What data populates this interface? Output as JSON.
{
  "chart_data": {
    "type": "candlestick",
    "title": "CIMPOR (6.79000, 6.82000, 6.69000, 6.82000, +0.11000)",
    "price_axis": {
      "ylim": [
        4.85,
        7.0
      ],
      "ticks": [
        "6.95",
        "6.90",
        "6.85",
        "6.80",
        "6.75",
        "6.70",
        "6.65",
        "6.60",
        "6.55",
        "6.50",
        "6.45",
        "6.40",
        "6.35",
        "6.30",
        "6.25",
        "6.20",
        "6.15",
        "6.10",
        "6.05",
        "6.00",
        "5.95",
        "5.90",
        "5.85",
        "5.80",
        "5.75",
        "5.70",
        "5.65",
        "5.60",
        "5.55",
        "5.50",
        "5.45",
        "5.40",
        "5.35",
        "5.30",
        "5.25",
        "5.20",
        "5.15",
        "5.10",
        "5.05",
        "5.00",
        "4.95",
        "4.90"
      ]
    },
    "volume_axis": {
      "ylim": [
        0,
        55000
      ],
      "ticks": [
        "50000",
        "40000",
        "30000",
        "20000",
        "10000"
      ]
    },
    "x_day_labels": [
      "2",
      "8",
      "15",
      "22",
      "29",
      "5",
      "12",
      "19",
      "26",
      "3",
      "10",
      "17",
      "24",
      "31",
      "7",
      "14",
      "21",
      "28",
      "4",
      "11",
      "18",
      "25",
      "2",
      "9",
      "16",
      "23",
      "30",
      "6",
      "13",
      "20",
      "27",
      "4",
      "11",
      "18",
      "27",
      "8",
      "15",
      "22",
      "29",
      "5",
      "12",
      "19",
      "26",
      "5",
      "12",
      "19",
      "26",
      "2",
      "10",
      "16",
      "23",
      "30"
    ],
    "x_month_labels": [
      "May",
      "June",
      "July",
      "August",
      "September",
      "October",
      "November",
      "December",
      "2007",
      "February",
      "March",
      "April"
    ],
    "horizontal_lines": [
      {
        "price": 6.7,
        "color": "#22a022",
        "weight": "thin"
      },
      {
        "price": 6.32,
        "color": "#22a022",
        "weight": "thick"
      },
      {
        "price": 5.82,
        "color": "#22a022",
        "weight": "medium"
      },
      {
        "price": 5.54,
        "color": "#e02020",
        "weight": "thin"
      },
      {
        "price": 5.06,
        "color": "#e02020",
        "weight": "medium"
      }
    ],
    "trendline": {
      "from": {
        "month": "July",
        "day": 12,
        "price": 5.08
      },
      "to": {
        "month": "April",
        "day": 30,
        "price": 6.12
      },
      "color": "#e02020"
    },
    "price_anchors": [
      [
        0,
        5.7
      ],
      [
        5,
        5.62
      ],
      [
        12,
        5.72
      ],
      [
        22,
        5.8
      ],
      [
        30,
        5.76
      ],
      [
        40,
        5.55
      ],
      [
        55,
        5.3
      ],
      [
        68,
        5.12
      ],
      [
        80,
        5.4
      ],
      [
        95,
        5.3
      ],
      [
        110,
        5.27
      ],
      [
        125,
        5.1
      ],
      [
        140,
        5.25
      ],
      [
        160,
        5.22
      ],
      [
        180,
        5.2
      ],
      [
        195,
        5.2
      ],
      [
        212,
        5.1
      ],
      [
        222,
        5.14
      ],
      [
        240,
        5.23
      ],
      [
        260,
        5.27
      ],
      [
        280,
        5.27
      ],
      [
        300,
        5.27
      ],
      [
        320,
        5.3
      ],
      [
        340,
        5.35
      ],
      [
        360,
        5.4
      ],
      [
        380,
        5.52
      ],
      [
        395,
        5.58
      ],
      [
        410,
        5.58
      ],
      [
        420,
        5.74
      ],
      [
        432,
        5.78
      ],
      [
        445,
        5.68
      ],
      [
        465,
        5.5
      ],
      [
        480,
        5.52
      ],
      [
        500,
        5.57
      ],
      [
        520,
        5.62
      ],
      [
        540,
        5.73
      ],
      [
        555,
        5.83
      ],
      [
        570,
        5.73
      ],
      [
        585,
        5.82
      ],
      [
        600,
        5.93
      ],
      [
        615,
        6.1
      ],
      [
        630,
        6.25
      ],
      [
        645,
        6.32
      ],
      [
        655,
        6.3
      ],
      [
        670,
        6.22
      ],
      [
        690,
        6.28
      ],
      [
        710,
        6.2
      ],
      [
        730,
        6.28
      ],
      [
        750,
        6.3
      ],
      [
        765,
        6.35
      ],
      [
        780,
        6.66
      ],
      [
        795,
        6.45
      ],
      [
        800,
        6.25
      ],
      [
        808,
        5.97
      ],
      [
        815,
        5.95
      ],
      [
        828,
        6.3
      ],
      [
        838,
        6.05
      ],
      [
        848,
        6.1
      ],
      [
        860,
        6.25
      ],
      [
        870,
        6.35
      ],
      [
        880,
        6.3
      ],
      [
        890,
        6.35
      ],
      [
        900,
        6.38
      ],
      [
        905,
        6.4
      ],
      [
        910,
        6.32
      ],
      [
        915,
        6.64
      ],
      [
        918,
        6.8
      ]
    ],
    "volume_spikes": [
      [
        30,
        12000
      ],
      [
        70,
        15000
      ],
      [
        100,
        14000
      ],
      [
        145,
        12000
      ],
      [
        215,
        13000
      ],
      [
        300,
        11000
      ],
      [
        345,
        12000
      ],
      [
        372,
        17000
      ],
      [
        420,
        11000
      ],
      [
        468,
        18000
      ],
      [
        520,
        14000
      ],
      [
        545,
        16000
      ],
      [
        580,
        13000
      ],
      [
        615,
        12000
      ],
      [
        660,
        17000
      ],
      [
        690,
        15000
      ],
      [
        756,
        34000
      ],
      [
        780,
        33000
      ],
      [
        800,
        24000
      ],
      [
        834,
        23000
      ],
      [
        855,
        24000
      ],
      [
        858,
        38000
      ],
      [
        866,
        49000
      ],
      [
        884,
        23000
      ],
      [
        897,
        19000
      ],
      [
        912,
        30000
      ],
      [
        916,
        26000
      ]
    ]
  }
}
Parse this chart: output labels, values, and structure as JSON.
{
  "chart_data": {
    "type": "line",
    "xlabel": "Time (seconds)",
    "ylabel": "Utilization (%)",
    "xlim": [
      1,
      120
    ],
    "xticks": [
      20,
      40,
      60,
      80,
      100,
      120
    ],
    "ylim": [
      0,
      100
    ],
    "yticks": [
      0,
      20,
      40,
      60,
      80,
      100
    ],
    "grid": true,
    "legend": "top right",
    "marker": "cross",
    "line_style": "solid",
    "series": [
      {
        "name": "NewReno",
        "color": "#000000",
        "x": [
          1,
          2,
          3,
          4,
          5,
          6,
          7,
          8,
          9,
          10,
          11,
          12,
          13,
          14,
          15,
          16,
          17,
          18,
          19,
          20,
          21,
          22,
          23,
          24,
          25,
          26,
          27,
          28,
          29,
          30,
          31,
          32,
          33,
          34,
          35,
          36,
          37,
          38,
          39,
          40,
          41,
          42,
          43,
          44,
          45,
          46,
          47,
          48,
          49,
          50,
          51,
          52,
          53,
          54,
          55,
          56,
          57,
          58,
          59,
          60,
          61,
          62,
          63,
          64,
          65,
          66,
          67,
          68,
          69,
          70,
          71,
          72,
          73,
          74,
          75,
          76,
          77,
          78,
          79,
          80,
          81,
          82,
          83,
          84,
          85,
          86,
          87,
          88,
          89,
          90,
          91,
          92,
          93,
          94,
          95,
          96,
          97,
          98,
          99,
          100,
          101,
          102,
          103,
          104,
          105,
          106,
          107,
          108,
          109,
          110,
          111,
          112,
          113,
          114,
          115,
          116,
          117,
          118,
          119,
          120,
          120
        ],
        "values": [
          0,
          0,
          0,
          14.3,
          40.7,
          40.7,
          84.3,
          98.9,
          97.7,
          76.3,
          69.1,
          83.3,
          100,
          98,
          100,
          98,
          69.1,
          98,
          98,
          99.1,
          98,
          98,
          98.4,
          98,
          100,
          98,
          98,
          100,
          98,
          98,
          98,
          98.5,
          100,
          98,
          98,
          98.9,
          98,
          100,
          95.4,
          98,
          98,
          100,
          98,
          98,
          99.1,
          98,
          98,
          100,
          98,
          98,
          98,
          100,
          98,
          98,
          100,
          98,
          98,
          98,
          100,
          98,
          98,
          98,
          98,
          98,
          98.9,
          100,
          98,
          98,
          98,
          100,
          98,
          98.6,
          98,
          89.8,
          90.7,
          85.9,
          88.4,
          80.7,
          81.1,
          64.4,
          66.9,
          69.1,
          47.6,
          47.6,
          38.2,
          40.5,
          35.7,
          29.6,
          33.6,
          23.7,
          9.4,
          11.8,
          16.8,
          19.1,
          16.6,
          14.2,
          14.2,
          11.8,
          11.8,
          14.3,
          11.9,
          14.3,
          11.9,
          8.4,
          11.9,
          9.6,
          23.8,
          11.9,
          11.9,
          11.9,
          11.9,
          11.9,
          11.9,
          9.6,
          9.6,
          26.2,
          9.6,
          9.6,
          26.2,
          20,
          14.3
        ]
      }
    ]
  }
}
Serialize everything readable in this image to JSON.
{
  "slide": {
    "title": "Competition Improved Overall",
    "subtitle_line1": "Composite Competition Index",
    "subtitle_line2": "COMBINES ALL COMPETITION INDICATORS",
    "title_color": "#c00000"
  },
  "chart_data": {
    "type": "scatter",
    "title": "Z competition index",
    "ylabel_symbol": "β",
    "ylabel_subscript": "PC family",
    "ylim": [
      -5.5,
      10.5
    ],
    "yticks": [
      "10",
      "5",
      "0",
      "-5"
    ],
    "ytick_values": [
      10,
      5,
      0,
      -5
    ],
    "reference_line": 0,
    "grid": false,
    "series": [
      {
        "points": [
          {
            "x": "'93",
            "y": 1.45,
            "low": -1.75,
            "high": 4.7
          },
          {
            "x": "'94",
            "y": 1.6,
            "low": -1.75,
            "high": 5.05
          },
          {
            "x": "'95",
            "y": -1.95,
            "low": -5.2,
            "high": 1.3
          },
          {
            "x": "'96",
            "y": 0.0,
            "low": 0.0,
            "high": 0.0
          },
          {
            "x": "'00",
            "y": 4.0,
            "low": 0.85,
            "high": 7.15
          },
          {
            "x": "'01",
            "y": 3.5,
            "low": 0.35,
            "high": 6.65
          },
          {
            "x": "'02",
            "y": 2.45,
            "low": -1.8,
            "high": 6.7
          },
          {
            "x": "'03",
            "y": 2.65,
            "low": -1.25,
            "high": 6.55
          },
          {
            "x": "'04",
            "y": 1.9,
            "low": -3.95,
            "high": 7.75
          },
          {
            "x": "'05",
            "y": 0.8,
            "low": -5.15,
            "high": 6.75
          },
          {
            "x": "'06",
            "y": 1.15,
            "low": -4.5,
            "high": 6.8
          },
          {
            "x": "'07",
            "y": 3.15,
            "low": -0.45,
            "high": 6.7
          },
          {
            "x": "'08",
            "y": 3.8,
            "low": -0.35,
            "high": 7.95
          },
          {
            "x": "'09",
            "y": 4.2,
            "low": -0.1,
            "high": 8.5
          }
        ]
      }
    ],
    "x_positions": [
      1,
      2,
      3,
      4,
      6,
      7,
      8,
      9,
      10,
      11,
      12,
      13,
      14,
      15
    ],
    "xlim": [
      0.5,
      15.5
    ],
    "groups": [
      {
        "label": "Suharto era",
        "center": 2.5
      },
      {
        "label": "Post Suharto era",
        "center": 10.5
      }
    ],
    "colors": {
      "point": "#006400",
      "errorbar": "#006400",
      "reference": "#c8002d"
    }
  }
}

**********

Exercise:
Each line in the listing above either holds the string "JSON" or does not; state how many do, giving the number only.

Result:
3